Start Exercise material
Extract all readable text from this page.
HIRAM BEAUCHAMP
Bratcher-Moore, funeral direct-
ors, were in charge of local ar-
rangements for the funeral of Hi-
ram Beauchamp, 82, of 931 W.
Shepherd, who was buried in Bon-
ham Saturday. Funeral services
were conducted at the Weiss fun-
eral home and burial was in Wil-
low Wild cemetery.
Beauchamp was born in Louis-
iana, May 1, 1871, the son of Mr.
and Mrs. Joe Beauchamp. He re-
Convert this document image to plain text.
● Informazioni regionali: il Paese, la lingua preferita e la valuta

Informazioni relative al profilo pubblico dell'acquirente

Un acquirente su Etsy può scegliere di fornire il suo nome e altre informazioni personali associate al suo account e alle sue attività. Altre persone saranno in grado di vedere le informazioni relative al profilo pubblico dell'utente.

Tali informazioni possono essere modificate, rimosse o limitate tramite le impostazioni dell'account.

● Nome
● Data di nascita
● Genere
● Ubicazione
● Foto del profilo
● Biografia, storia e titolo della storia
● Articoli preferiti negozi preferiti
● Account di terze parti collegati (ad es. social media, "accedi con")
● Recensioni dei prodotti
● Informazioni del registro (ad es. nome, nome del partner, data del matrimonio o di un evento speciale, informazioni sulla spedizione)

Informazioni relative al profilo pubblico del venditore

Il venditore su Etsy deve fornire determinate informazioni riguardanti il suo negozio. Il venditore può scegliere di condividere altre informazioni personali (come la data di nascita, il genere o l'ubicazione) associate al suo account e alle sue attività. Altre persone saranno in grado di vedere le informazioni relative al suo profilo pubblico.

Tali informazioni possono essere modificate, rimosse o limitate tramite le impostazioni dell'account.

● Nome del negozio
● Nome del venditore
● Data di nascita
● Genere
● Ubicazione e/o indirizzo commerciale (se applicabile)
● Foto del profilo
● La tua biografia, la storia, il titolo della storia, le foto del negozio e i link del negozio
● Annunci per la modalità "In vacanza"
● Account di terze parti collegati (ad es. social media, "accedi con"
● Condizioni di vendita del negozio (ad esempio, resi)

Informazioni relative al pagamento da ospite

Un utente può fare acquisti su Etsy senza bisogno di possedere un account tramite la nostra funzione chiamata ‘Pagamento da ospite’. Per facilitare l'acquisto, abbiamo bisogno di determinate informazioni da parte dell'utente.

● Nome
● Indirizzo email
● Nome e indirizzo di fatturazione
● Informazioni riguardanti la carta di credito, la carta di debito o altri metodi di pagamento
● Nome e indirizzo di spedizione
End Exercise material
● **What the task requires**
Copy each line of the data that contains the word "text".

● **Solution**
Extract all readable text from this page.
Convert this document image to plain text.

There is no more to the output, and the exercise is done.